● **Problem requirements**:
Rewrite only the part of the rows that opens with the line containing "new-badge: 新上架 <box>246 590 293 611</box>" and closes with the line containing "status-icons: ☁ UE", replacing "location-text" with "address-label" and changing nothing else.

● **Exercise data**:
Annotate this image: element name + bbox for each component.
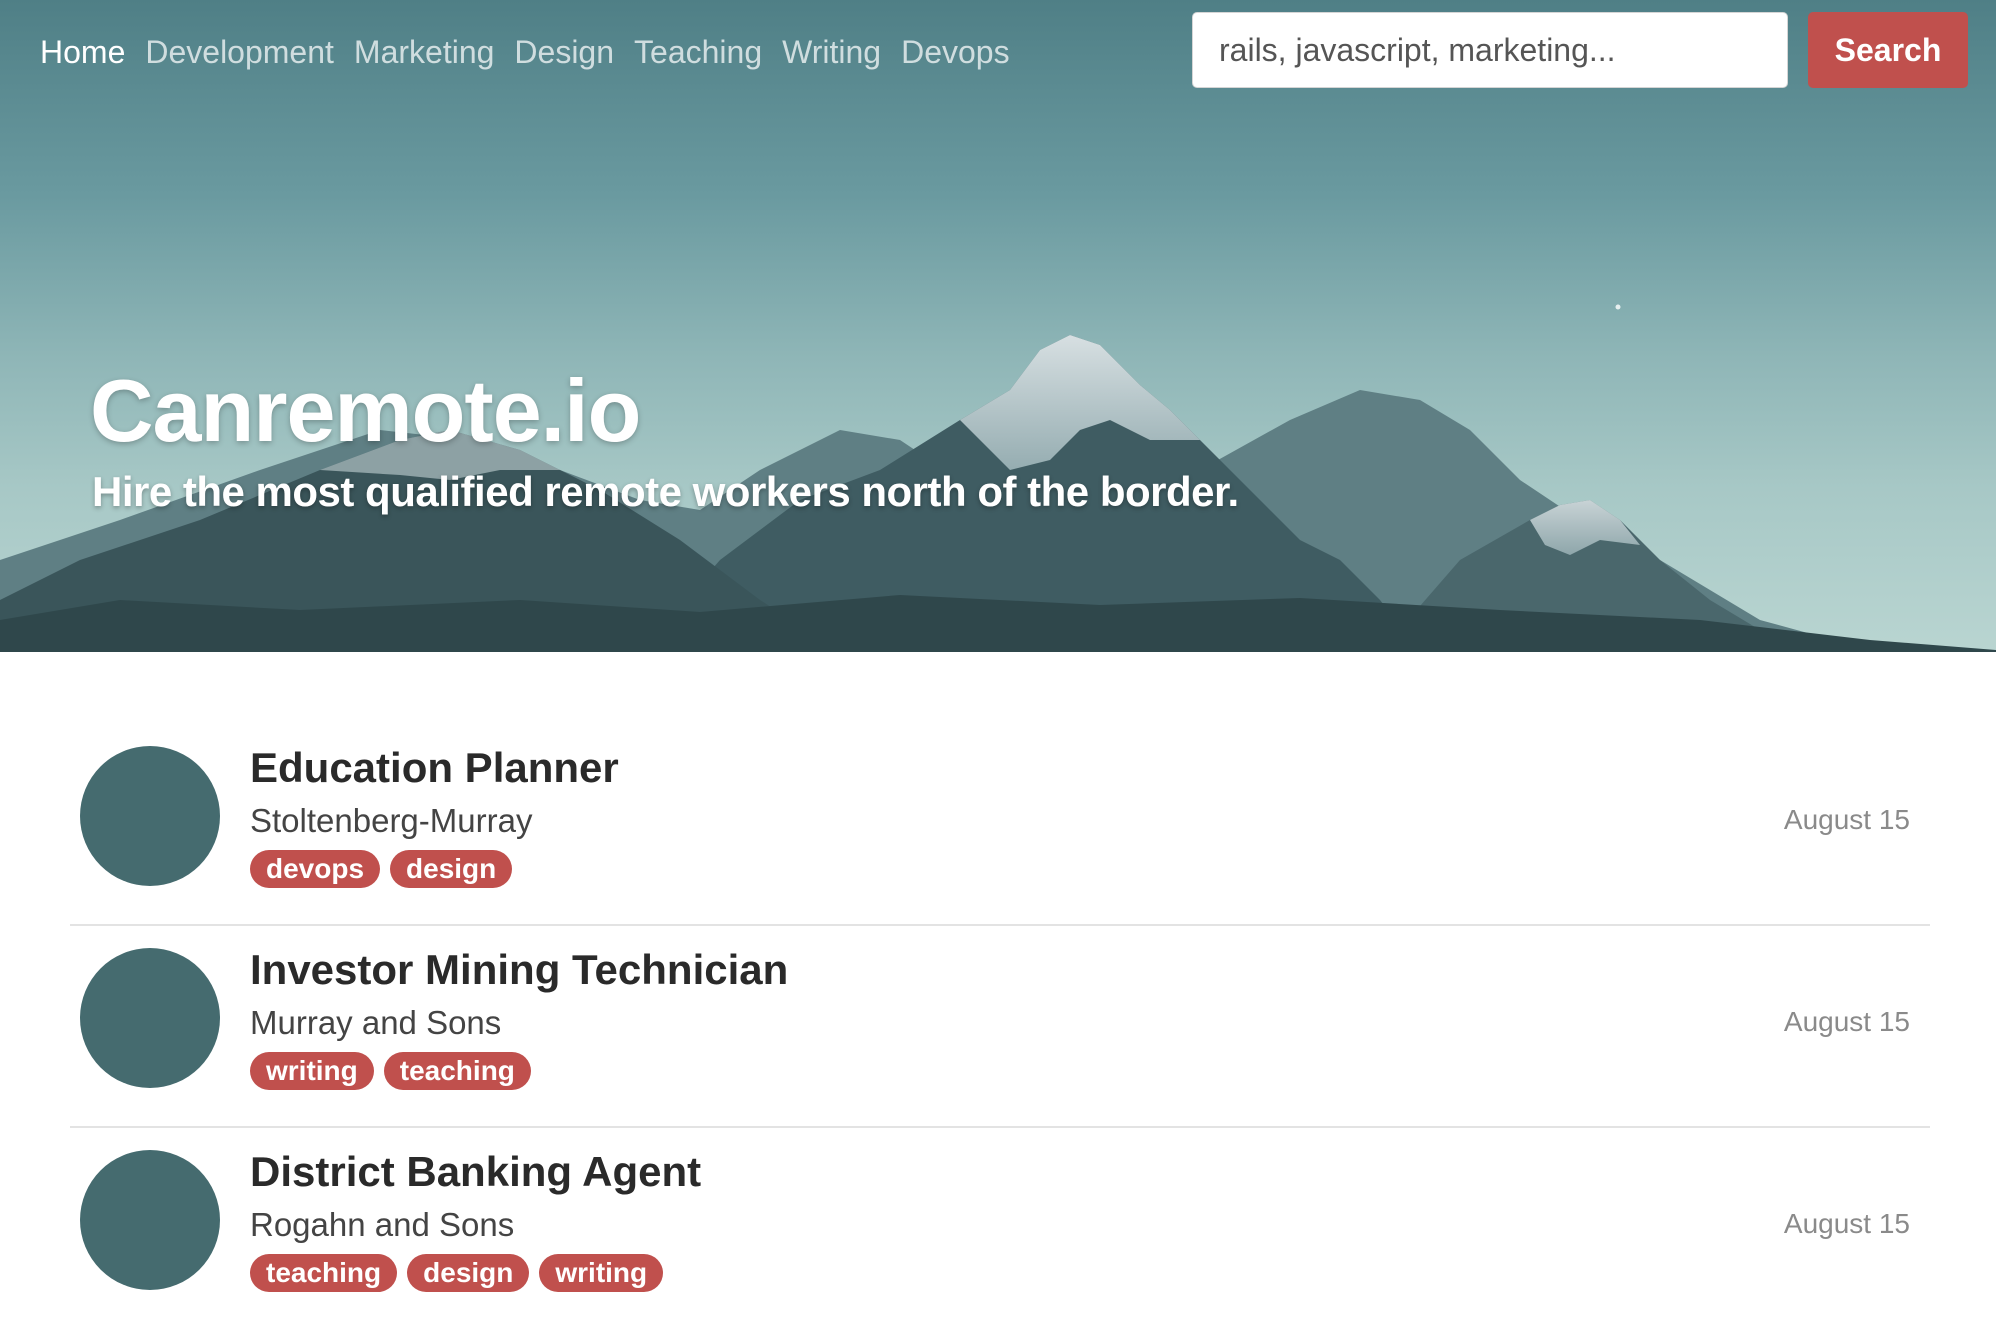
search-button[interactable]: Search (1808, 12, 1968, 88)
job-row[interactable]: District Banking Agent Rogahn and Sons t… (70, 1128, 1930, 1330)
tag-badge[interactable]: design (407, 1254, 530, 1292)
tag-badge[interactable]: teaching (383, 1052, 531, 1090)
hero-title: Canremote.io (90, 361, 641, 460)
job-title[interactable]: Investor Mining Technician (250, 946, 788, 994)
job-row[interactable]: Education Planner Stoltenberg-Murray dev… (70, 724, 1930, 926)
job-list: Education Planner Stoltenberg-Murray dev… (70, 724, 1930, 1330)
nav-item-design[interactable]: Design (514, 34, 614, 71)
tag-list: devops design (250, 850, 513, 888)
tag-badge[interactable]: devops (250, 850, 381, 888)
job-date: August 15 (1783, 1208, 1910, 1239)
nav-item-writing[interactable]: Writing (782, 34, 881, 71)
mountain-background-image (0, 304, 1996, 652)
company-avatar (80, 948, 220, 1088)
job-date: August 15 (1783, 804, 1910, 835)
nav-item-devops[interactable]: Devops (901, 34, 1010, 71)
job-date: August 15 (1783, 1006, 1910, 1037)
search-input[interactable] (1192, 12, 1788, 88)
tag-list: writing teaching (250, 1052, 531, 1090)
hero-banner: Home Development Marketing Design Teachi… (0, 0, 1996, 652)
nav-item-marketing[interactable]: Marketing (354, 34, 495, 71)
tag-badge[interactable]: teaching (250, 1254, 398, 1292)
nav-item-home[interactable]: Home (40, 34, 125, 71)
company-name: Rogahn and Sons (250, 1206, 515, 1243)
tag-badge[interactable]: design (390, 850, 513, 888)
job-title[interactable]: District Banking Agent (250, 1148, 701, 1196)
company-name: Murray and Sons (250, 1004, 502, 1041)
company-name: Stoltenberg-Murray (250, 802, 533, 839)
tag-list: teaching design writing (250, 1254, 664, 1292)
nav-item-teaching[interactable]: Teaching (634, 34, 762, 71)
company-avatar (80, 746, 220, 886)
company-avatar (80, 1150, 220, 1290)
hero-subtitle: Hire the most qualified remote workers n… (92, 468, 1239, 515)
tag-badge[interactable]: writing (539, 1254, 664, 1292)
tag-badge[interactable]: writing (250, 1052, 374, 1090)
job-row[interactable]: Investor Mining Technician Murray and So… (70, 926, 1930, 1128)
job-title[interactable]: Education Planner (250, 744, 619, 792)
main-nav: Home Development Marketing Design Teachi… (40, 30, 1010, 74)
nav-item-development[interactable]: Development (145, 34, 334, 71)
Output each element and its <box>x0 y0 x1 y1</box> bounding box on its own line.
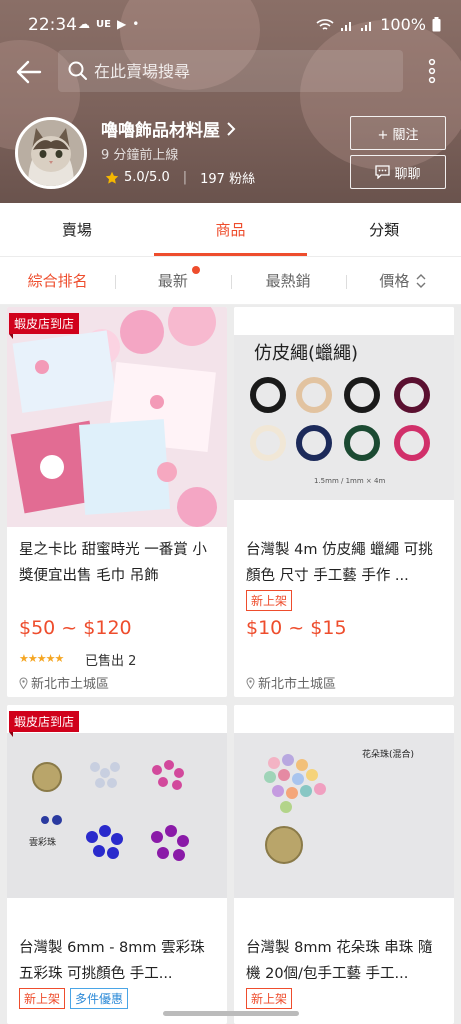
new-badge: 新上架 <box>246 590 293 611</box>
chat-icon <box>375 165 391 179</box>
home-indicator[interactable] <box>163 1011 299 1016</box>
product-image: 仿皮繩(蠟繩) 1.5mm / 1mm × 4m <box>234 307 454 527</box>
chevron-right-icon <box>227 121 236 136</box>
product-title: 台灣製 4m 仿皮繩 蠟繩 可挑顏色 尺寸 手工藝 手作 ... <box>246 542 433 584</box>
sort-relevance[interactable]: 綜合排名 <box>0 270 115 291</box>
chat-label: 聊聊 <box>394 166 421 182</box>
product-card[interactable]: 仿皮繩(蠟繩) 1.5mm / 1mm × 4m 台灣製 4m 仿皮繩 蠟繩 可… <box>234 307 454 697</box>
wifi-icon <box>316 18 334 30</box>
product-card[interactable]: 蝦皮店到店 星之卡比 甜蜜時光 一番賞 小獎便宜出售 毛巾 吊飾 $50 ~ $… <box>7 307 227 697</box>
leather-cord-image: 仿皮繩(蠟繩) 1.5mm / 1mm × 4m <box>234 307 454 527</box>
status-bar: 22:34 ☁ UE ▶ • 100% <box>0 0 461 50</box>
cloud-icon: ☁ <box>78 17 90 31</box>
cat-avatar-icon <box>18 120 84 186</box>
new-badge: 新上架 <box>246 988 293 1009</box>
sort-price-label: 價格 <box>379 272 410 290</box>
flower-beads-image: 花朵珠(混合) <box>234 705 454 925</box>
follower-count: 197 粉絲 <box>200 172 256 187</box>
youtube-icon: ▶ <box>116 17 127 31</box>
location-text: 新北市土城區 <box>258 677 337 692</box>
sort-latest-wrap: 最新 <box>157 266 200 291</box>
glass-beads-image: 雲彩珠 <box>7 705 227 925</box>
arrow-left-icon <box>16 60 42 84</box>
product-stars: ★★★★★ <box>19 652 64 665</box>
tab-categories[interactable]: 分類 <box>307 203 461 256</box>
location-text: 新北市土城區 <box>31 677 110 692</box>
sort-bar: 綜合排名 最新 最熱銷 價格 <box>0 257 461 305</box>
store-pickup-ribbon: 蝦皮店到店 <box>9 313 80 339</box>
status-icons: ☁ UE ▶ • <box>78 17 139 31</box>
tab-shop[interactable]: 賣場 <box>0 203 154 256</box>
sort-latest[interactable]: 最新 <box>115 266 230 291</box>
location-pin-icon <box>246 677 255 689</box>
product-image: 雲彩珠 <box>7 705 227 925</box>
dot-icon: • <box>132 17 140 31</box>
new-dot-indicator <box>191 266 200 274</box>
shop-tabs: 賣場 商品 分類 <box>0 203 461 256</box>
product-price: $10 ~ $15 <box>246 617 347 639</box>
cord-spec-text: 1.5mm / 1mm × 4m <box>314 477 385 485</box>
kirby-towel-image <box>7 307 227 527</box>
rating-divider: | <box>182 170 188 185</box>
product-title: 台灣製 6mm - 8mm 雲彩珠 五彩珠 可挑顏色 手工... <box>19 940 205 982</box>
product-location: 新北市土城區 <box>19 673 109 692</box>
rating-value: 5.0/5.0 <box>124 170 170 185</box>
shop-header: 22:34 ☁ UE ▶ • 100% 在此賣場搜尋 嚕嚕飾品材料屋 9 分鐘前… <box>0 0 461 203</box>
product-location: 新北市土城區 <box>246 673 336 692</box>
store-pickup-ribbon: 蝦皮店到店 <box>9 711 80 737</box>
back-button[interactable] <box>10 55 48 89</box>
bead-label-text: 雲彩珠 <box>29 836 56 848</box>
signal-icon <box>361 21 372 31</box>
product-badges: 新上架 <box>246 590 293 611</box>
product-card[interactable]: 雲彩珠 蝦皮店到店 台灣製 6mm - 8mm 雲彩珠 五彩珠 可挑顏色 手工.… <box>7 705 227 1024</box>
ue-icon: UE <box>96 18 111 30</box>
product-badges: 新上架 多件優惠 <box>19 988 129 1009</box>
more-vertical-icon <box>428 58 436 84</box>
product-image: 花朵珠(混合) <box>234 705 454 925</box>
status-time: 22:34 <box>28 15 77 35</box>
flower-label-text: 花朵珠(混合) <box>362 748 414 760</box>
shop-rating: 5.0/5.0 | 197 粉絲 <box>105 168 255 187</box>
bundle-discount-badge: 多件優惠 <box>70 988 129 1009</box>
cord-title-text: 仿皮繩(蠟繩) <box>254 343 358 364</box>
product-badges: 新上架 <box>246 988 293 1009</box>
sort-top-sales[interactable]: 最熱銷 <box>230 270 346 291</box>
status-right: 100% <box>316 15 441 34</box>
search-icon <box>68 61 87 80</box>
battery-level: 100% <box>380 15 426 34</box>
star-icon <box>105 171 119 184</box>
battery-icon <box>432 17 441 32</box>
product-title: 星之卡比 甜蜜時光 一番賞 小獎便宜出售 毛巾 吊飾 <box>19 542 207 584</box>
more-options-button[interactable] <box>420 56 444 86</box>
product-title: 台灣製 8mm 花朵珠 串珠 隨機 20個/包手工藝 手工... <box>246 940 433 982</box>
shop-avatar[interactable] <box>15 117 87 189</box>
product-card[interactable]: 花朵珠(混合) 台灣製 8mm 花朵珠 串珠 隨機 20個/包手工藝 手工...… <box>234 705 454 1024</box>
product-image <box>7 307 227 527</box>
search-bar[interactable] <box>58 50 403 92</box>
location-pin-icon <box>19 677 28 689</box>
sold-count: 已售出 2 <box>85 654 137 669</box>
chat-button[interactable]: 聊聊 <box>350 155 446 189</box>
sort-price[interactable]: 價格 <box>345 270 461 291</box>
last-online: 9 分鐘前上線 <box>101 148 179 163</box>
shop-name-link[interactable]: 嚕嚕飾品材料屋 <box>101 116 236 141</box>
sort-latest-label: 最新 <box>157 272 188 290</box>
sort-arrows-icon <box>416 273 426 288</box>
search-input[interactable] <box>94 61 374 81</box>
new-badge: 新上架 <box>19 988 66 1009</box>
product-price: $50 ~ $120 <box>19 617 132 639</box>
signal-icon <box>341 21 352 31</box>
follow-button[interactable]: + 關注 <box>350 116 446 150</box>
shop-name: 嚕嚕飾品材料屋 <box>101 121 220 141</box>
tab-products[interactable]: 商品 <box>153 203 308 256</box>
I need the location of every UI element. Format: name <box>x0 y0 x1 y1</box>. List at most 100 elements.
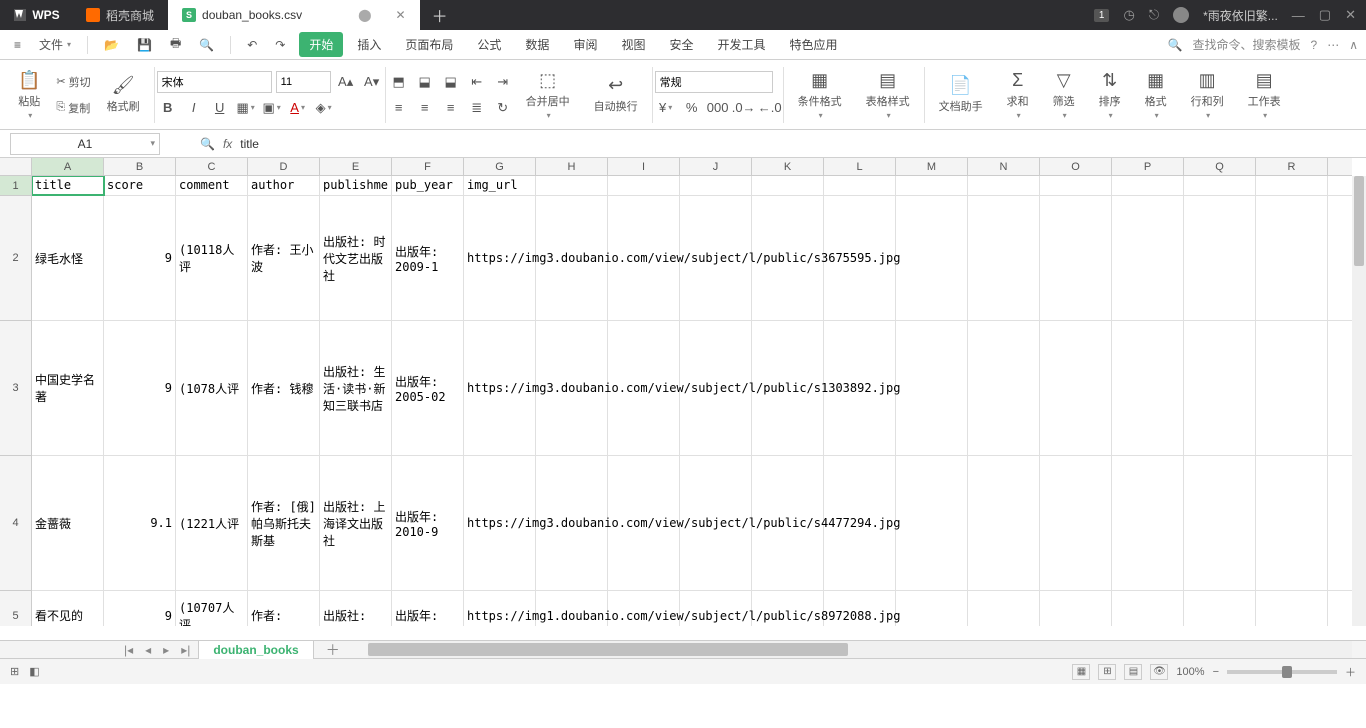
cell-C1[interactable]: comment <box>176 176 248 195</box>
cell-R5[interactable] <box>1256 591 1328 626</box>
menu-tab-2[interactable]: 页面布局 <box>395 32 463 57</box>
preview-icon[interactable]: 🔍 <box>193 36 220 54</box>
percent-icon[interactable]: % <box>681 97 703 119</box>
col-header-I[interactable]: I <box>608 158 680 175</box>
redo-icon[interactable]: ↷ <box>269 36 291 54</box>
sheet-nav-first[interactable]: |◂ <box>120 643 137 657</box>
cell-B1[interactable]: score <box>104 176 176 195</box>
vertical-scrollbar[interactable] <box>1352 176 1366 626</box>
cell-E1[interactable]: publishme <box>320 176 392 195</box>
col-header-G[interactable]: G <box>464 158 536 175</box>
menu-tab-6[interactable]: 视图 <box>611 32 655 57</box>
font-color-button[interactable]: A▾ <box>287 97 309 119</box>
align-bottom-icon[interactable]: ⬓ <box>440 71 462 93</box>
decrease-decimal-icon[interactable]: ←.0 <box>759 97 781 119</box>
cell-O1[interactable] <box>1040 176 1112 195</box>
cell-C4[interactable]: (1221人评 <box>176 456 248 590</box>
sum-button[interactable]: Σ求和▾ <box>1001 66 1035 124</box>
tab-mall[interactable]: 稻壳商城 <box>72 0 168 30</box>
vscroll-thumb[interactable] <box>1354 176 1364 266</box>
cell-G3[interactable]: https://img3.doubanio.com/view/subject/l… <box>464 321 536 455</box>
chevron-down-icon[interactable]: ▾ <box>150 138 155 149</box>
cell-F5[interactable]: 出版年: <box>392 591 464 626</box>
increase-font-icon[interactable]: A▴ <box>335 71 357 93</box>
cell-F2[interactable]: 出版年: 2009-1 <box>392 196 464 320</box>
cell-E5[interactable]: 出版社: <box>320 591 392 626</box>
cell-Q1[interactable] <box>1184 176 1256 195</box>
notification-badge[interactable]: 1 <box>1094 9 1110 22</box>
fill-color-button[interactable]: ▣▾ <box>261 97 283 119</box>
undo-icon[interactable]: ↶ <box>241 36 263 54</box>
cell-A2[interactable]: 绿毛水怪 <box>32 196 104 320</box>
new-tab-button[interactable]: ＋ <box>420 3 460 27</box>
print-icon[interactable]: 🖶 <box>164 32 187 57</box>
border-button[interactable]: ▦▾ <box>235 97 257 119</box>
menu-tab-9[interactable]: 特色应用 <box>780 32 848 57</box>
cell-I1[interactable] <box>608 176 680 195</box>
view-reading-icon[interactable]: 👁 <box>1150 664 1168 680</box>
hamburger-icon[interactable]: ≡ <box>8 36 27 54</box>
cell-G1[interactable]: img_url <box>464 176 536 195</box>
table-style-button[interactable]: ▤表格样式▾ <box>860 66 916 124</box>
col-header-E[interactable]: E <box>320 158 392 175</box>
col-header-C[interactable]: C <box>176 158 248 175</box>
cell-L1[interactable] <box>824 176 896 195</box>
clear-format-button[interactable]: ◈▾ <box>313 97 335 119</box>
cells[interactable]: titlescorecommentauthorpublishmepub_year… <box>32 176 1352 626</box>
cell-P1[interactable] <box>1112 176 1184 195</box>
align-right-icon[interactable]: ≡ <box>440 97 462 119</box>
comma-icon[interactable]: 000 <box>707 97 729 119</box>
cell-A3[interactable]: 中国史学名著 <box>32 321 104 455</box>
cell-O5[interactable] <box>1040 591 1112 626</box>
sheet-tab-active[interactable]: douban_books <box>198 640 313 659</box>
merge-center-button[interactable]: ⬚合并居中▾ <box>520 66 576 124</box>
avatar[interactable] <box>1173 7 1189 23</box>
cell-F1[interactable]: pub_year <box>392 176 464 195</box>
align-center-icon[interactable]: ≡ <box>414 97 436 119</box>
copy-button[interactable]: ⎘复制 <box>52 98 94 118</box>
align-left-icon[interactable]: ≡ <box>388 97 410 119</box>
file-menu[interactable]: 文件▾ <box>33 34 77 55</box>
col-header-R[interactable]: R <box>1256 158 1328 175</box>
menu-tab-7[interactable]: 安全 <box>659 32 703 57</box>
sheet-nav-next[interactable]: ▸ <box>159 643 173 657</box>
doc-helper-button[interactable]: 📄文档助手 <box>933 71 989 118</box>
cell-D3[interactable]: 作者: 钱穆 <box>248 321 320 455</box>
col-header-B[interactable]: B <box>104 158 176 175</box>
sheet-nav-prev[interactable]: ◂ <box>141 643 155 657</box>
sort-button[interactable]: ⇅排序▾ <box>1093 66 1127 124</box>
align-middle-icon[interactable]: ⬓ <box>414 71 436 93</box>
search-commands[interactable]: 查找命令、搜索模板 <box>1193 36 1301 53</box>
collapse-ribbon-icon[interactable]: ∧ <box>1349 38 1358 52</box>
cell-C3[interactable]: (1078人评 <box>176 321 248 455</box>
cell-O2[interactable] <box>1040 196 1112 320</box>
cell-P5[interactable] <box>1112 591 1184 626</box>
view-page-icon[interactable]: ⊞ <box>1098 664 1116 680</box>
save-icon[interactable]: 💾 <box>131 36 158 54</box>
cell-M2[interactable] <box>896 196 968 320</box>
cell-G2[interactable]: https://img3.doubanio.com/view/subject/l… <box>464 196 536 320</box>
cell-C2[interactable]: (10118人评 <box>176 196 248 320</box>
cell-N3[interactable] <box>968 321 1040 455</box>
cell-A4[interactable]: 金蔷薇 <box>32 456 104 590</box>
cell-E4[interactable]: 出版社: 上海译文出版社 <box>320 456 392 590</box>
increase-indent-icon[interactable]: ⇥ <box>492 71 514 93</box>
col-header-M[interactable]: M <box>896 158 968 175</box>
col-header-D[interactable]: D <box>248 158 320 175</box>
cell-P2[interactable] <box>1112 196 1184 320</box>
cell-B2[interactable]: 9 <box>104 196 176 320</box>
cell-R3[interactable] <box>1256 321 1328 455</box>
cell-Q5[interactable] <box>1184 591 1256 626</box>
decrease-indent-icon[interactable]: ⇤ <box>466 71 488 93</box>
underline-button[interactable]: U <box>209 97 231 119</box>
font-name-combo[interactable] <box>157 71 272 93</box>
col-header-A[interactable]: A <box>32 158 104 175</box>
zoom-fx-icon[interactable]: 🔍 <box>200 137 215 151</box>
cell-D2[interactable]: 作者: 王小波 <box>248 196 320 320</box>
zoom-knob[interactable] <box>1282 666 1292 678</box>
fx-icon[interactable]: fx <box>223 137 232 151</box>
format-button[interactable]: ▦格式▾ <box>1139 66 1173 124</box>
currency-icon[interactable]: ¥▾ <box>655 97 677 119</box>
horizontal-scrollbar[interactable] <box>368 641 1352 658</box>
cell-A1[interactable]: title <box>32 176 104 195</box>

● **Answer to the problem**:
new-badge: 新上架 <box>246 590 293 611</box>
chat-icon <box>375 165 391 179</box>
home-indicator[interactable] <box>163 1011 299 1016</box>
product-image: 仿皮繩(蠟繩) 1.5mm / 1mm × 4m <box>234 307 454 527</box>
chevron-right-icon <box>227 121 236 136</box>
product-title: 台灣製 4m 仿皮繩 蠟繩 可挑顏色 尺寸 手工藝 手作 ... <box>246 542 433 584</box>
sort-relevance[interactable]: 綜合排名 <box>0 270 115 291</box>
chat-label: 聊聊 <box>394 166 421 182</box>
product-card[interactable]: 仿皮繩(蠟繩) 1.5mm / 1mm × 4m 台灣製 4m 仿皮繩 蠟繩 可… <box>234 307 454 697</box>
wifi-icon <box>316 18 334 30</box>
product-card[interactable]: 蝦皮店到店 星之卡比 甜蜜時光 一番賞 小獎便宜出售 毛巾 吊飾 $50 ~ $… <box>7 307 227 697</box>
leather-cord-image: 仿皮繩(蠟繩) 1.5mm / 1mm × 4m <box>234 307 454 527</box>
status-bar: 22:34 ☁ UE ▶ • 100% <box>0 0 461 50</box>
cloud-icon: ☁ <box>78 17 90 31</box>
cat-avatar-icon <box>18 120 84 186</box>
new-badge: 新上架 <box>246 988 293 1009</box>
sort-price-label: 價格 <box>379 272 410 290</box>
flower-beads-image: 花朵珠(混合) <box>234 705 454 925</box>
follower-count: 197 粉絲 <box>200 172 256 187</box>
youtube-icon: ▶ <box>116 17 127 31</box>
address-label: 新北市土城區 <box>258 677 337 692</box>
sort-latest-wrap: 最新 <box>157 266 200 291</box>
glass-beads-image: 雲彩珠 <box>7 705 227 925</box>
arrow-left-icon <box>16 60 42 84</box>
product-stars: ★★★★★ <box>19 652 64 665</box>
tab-categories[interactable]: 分類 <box>307 203 461 256</box>
address-label: 新北市土城區 <box>31 677 110 692</box>
sort-bar: 綜合排名 最新 最熱銷 價格 <box>0 257 461 305</box>
store-pickup-ribbon: 蝦皮店到店 <box>9 313 80 339</box>
status-icons: ☁ UE ▶ • <box>78 17 139 31</box>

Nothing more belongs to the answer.